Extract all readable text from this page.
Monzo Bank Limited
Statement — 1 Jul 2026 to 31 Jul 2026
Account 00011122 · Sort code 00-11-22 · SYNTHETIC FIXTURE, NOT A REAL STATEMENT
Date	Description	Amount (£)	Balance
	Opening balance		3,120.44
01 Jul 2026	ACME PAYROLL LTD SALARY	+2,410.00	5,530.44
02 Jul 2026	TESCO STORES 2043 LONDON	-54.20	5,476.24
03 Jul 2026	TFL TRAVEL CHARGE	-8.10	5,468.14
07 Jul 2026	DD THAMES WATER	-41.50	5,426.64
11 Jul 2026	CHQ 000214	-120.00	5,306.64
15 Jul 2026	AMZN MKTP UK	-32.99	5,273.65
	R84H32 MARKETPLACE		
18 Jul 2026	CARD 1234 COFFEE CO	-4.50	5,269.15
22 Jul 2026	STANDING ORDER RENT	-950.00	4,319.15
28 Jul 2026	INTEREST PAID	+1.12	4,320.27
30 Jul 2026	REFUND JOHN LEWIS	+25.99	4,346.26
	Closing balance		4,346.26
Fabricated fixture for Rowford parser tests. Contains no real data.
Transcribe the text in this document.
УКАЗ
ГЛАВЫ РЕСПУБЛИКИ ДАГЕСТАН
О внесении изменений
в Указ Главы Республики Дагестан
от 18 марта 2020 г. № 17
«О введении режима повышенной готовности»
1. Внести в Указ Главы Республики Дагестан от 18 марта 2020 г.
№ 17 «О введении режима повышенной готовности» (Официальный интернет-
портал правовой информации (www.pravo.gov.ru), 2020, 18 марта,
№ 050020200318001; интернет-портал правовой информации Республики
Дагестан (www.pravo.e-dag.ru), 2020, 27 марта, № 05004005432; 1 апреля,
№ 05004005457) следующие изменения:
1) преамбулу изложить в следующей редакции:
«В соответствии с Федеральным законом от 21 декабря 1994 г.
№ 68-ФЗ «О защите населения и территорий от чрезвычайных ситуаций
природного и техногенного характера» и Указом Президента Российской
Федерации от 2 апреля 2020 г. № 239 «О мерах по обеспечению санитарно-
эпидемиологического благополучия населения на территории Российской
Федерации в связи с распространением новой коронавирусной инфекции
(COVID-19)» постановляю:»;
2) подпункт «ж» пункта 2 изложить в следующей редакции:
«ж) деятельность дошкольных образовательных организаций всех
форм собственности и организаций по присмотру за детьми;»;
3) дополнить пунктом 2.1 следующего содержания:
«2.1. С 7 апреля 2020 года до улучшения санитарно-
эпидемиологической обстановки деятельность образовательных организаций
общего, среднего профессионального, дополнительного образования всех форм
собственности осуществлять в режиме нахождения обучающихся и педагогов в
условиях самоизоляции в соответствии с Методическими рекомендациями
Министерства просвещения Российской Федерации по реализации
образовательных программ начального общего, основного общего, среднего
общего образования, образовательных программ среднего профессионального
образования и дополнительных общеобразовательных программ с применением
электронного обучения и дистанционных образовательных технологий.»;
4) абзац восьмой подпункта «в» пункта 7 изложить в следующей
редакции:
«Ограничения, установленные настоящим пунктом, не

---

The exercise -
Extract all of the material exactly as it is written.

Result -
Extract all readable text from this page.
Monzo Bank Limited
Statement — 1 Jul 2026 to 31 Jul 2026
Account 00011122 · Sort code 00-11-22 · SYNTHETIC FIXTURE, NOT A REAL STATEMENT
Date	Description	Amount (£)	Balance
	Opening balance		3,120.44
01 Jul 2026	ACME PAYROLL LTD SALARY	+2,410.00	5,530.44
02 Jul 2026	TESCO STORES 2043 LONDON	-54.20	5,476.24
03 Jul 2026	TFL TRAVEL CHARGE	-8.10	5,468.14
07 Jul 2026	DD THAMES WATER	-41.50	5,426.64
11 Jul 2026	CHQ 000214	-120.00	5,306.64
15 Jul 2026	AMZN MKTP UK	-32.99	5,273.65
	R84H32 MARKETPLACE		
18 Jul 2026	CARD 1234 COFFEE CO	-4.50	5,269.15
22 Jul 2026	STANDING ORDER RENT	-950.00	4,319.15
28 Jul 2026	INTEREST PAID	+1.12	4,320.27
30 Jul 2026	REFUND JOHN LEWIS	+25.99	4,346.26
	Closing balance		4,346.26
Fabricated fixture for Rowford parser tests. Contains no real data.
Transcribe the text in this document.
УКАЗ
ГЛАВЫ РЕСПУБЛИКИ ДАГЕСТАН
О внесении изменений
в Указ Главы Республики Дагестан
от 18 марта 2020 г. № 17
«О введении режима повышенной готовности»
1. Внести в Указ Главы Республики Дагестан от 18 марта 2020 г.
№ 17 «О введении режима повышенной готовности» (Официальный интернет-
портал правовой информации (www.pravo.gov.ru), 2020, 18 марта,
№ 050020200318001; интернет-портал правовой информации Республики
Дагестан (www.pravo.e-dag.ru), 2020, 27 марта, № 05004005432; 1 апреля,
№ 05004005457) следующие изменения:
1) преамбулу изложить в следующей редакции:
«В соответствии с Федеральным законом от 21 декабря 1994 г.
№ 68-ФЗ «О защите населения и территорий от чрезвычайных ситуаций
природного и техногенного характера» и Указом Президента Российской
Федерации от 2 апреля 2020 г. № 239 «О мерах по обеспечению санитарно-
эпидемиологического благополучия населения на территории Российской
Федерации в связи с распространением новой коронавирусной инфекции
(COVID-19)» постановляю:»;
2) подпункт «ж» пункта 2 изложить в следующей редакции:
«ж) деятельность дошкольных образовательных организаций всех
форм собственности и организаций по присмотру за детьми;»;
3) дополнить пунктом 2.1 следующего содержания:
«2.1. С 7 апреля 2020 года до улучшения санитарно-
эпидемиологической обстановки деятельность образовательных организаций
общего, среднего профессионального, дополнительного образования всех форм
собственности осуществлять в режиме нахождения обучающихся и педагогов в
условиях самоизоляции в соответствии с Методическими рекомендациями
Министерства просвещения Российской Федерации по реализации
образовательных программ начального общего, основного общего, среднего
общего образования, образовательных программ среднего профессионального
образования и дополнительных общеобразовательных программ с применением
электронного обучения и дистанционных образовательных технологий.»;
4) абзац восьмой подпункта «в» пункта 7 изложить в следующей
редакции:
«Ограничения, установленные настоящим пунктом, не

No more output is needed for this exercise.